SET EXERCISE ->
Each line that holds the word "screenshot" should be returned.

***** RECORDS *****

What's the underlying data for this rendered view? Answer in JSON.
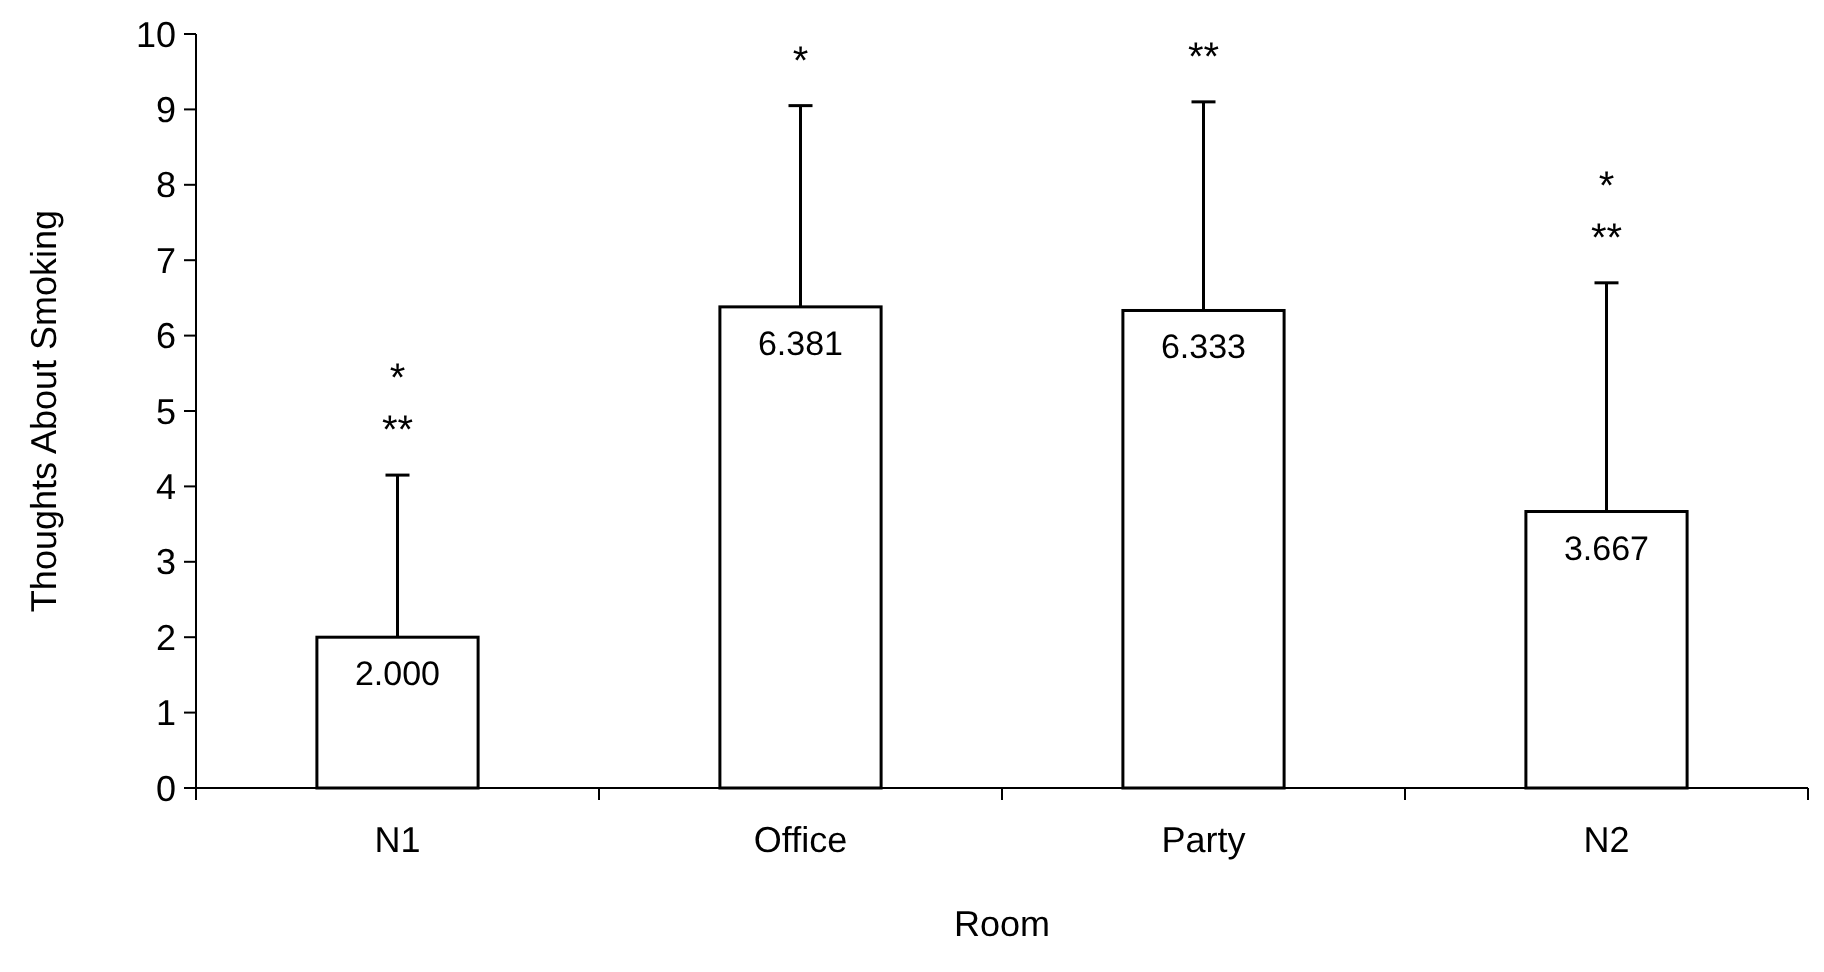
{
  "chart_data": {
    "type": "bar",
    "xlabel": "Room",
    "ylabel": "Thoughts About Smoking",
    "categories": [
      "N1",
      "Office",
      "Party",
      "N2"
    ],
    "values": [
      2.0,
      6.381,
      6.333,
      3.667
    ],
    "value_labels": [
      "2.000",
      "6.381",
      "6.333",
      "3.667"
    ],
    "errors": [
      [
        2.0,
        4.15
      ],
      [
        6.381,
        9.05
      ],
      [
        6.333,
        9.1
      ],
      [
        3.667,
        6.7
      ]
    ],
    "color": "#ffffff",
    "ylim": [
      0,
      10
    ],
    "yticks": [
      0,
      1,
      2,
      3,
      4,
      5,
      6,
      7,
      8,
      9,
      10
    ],
    "grid": false,
    "annotations": [
      "*",
      "**",
      "*",
      "**",
      "*",
      "**"
    ]
  }
}
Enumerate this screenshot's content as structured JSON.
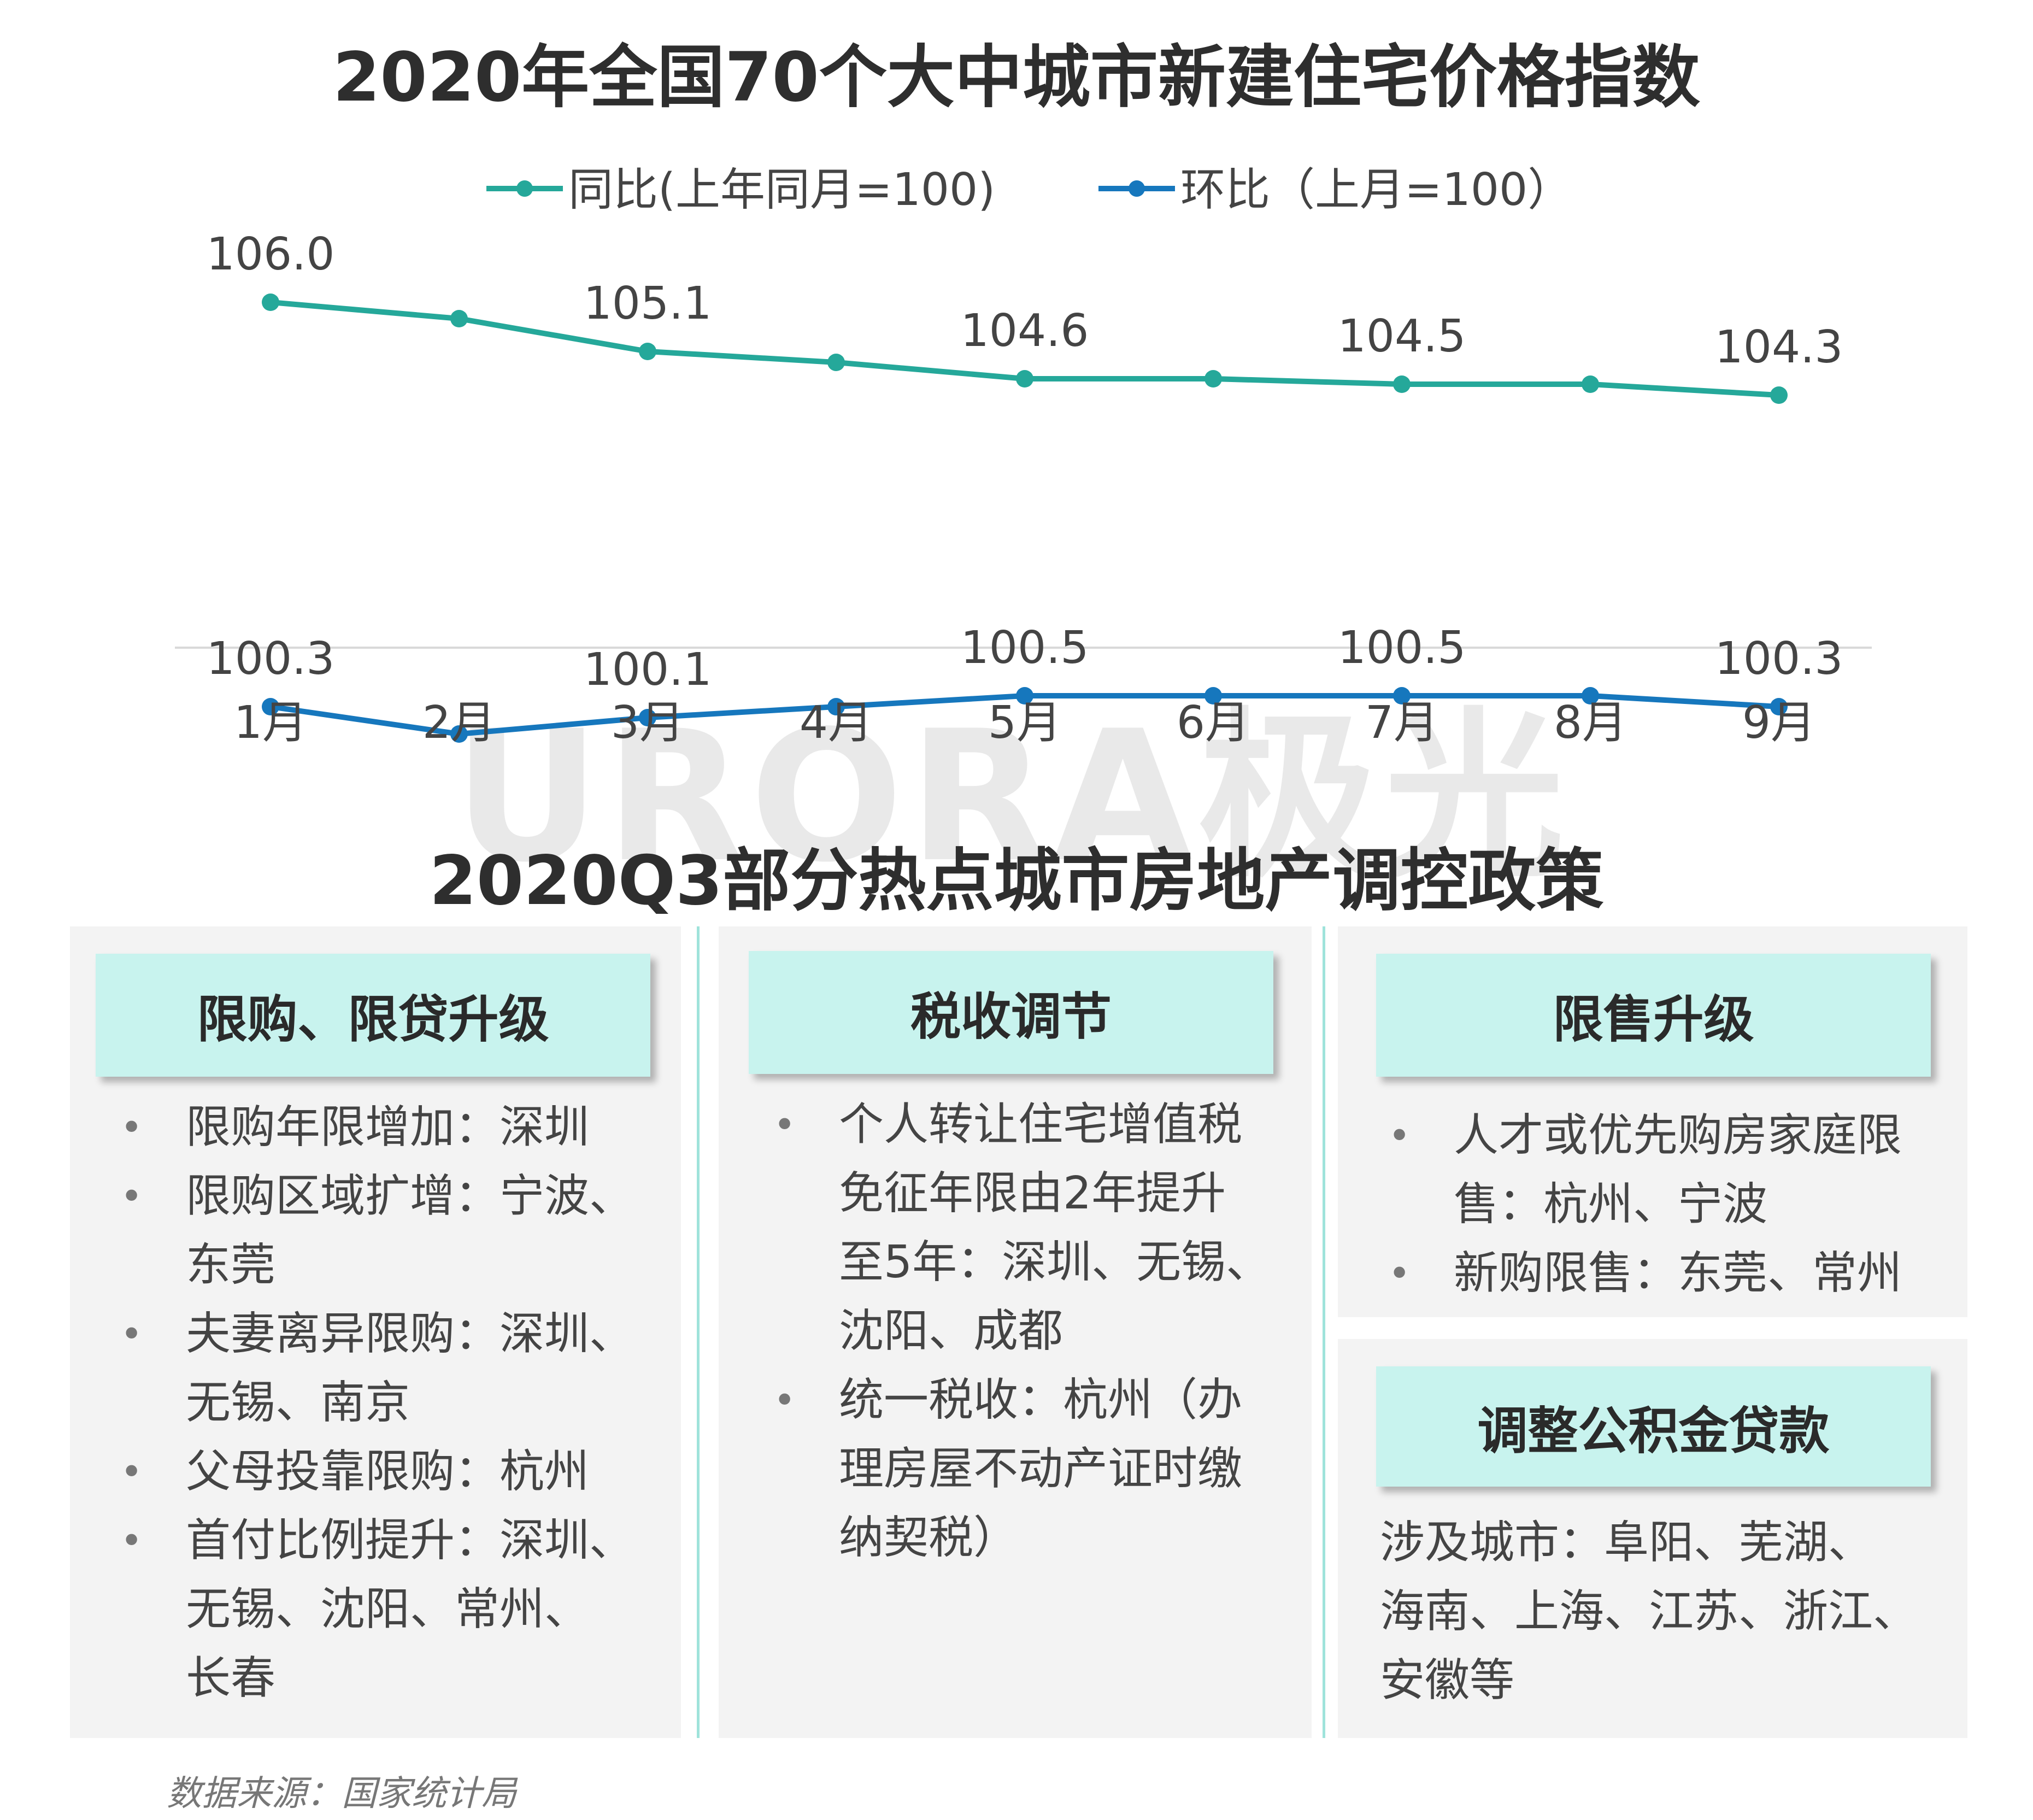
{
  "chart_title": "2020年全国70个大中城市新建住宅价格指数",
  "watermark": "URORA极光",
  "chart_data": {
    "type": "line",
    "categories": [
      "1月",
      "2月",
      "3月",
      "4月",
      "5月",
      "6月",
      "7月",
      "8月",
      "9月"
    ],
    "series": [
      {
        "name": "同比(上年同月=100)",
        "color": "#25a89a",
        "values": [
          106.0,
          105.7,
          105.1,
          104.9,
          104.6,
          104.6,
          104.5,
          104.5,
          104.3
        ],
        "labels": [
          "106.0",
          "",
          "105.1",
          "",
          "104.6",
          "",
          "104.5",
          "",
          "104.3"
        ]
      },
      {
        "name": "环比（上月=100）",
        "color": "#1677bd",
        "values": [
          100.3,
          99.8,
          100.1,
          100.3,
          100.5,
          100.5,
          100.5,
          100.5,
          100.3
        ],
        "labels": [
          "100.3",
          "",
          "100.1",
          "",
          "100.5",
          "",
          "100.5",
          "",
          "100.3"
        ]
      }
    ],
    "legend_position": "top",
    "grid": false
  },
  "policy_title": "2020Q3部分热点城市房地产调控政策",
  "cards": {
    "c1": {
      "title": "限购、限贷升级",
      "items": [
        [
          "限购年限增加：深圳"
        ],
        [
          "限购区域扩增：宁波、",
          "东莞"
        ],
        [
          "夫妻离异限购：深圳、",
          "无锡、南京"
        ],
        [
          "父母投靠限购：杭州"
        ],
        [
          "首付比例提升：深圳、",
          "无锡、沈阳、常州、",
          "长春"
        ]
      ]
    },
    "c2": {
      "title": "税收调节",
      "items": [
        [
          "个人转让住宅增值税",
          "免征年限由2年提升",
          "至5年：深圳、无锡、",
          "沈阳、成都"
        ],
        [
          "统一税收：杭州（办",
          "理房屋不动产证时缴",
          "纳契税）"
        ]
      ]
    },
    "c3": {
      "title": "限售升级",
      "items": [
        [
          "人才或优先购房家庭限",
          "售：杭州、宁波"
        ],
        [
          "新购限售：东莞、常州"
        ]
      ]
    },
    "c4": {
      "title": "调整公积金贷款",
      "lines": [
        "涉及城市：阜阳、芜湖、",
        "海南、上海、江苏、浙江、",
        "安徽等"
      ]
    }
  },
  "bullet": "•",
  "source": "数据来源：国家统计局"
}
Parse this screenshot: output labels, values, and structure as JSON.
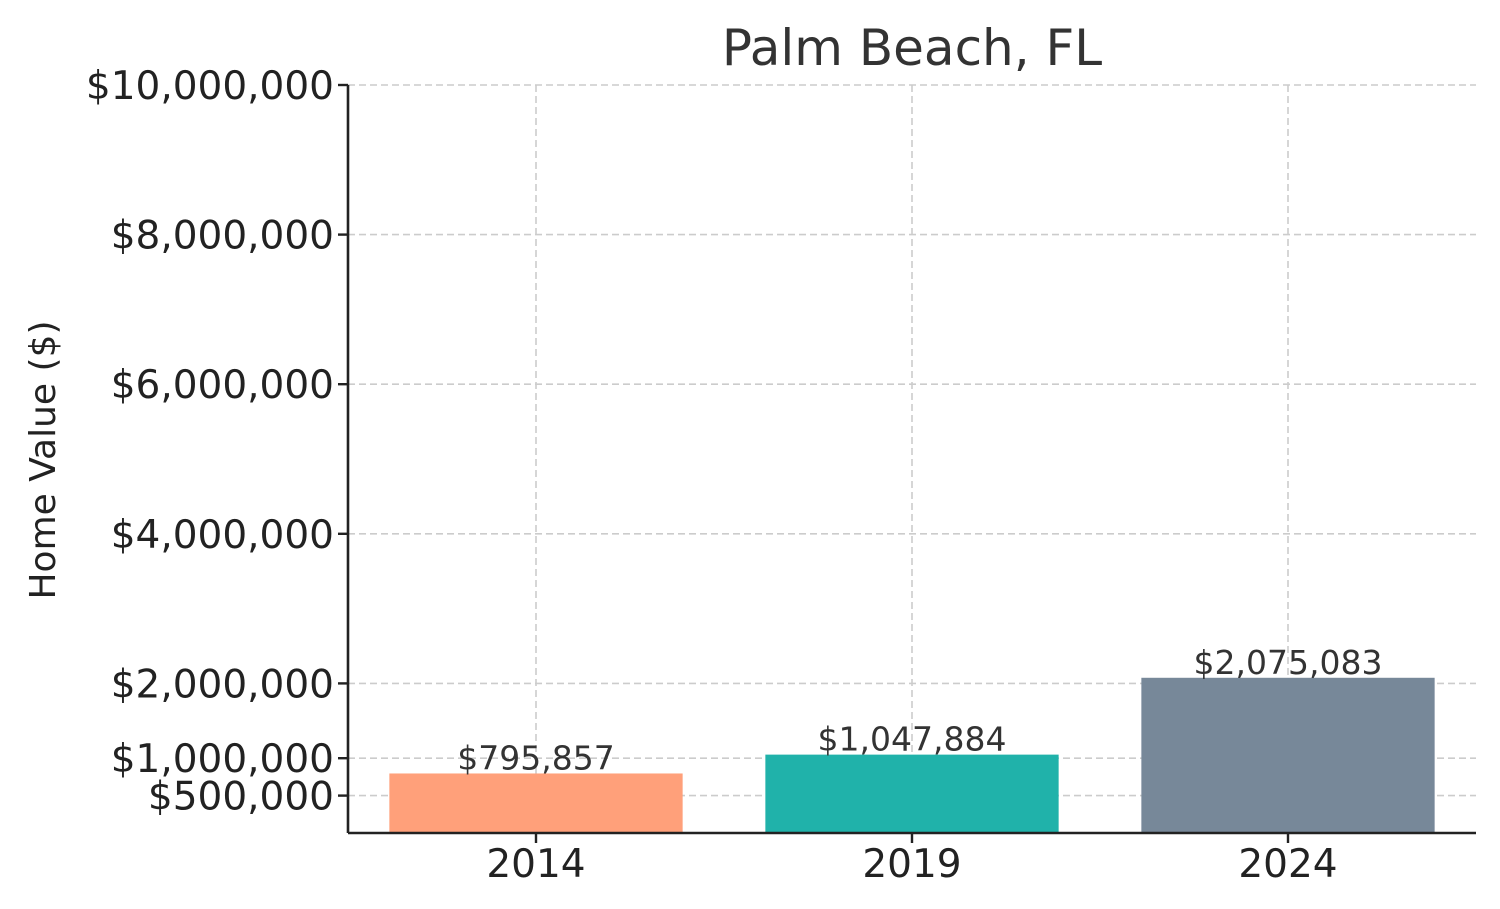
{
  "chart_data": {
    "type": "bar",
    "title": "Palm Beach, FL",
    "xlabel": "",
    "ylabel": "Home Value ($)",
    "categories": [
      "2014",
      "2019",
      "2024"
    ],
    "values": [
      795857,
      1047884,
      2075083
    ],
    "value_labels": [
      "$795,857",
      "$1,047,884",
      "$2,075,083"
    ],
    "colors": [
      "#FFA07A",
      "#20B2AA",
      "#778899"
    ],
    "ylim": [
      0,
      10000000
    ],
    "yticks": [
      500000,
      1000000,
      2000000,
      4000000,
      6000000,
      8000000,
      10000000
    ],
    "ytick_labels": [
      "$500,000",
      "$1,000,000",
      "$2,000,000",
      "$4,000,000",
      "$6,000,000",
      "$8,000,000",
      "$10,000,000"
    ],
    "grid": true,
    "legend": "none"
  }
}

*****

TASK SOLUTION ->
Enumerate this screenshot's content as structured JSON.
Parse this screenshot: output labels, values, and structure as JSON.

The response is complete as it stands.